▶ **Exercise details**
Starting at the line that holds "What's the underlying", restate every line word for word up to and including the last one in the listing below, and omit all pictures.

▶ **Stored entries**
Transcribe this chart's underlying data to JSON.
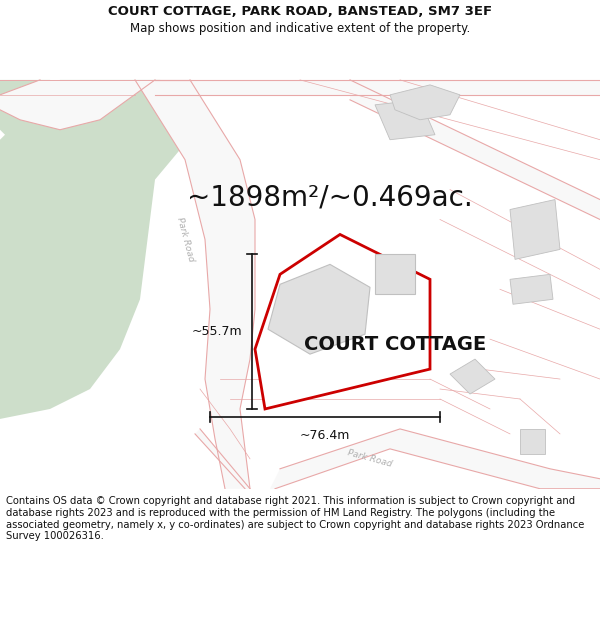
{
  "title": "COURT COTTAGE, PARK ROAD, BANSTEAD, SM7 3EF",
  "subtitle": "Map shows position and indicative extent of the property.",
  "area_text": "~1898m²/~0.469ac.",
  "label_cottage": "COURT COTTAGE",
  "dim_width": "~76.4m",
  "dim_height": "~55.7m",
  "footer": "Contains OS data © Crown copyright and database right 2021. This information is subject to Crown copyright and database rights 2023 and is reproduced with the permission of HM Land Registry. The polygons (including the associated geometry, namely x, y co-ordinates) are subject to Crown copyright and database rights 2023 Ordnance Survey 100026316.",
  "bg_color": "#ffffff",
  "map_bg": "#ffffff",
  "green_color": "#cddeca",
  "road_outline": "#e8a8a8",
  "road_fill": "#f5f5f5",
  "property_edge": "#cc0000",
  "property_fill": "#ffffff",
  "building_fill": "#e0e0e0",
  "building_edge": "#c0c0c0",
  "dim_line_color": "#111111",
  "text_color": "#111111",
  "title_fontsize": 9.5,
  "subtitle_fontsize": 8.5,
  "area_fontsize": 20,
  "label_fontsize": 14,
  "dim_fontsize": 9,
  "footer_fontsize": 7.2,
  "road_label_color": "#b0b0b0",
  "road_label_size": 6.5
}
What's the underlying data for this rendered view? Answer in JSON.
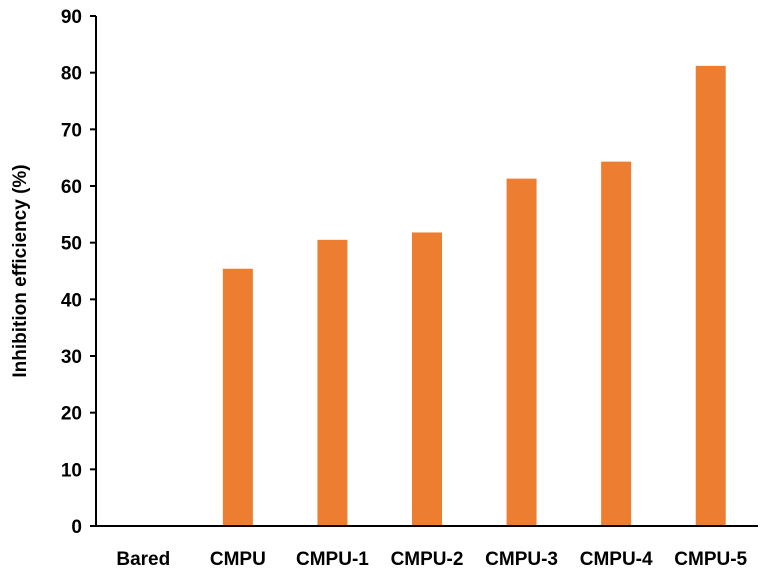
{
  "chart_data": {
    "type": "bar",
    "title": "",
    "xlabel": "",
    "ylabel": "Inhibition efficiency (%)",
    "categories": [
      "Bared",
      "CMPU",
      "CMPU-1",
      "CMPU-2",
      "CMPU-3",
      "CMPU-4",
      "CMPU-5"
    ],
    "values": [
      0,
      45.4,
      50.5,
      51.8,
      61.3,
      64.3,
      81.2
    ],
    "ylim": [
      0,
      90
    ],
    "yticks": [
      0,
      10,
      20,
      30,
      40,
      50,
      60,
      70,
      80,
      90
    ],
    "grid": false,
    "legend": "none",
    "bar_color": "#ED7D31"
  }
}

▶ **Reply**
What's the underlying data for this rendered view? Answer in JSON.
{
  "chart_data": {
    "type": "bar",
    "title": "",
    "xlabel": "",
    "ylabel": "Inhibition efficiency (%)",
    "categories": [
      "Bared",
      "CMPU",
      "CMPU-1",
      "CMPU-2",
      "CMPU-3",
      "CMPU-4",
      "CMPU-5"
    ],
    "values": [
      0,
      45.4,
      50.5,
      51.8,
      61.3,
      64.3,
      81.2
    ],
    "ylim": [
      0,
      90
    ],
    "yticks": [
      0,
      10,
      20,
      30,
      40,
      50,
      60,
      70,
      80,
      90
    ],
    "grid": false,
    "legend": "none",
    "bar_color": "#ED7D31"
  }
}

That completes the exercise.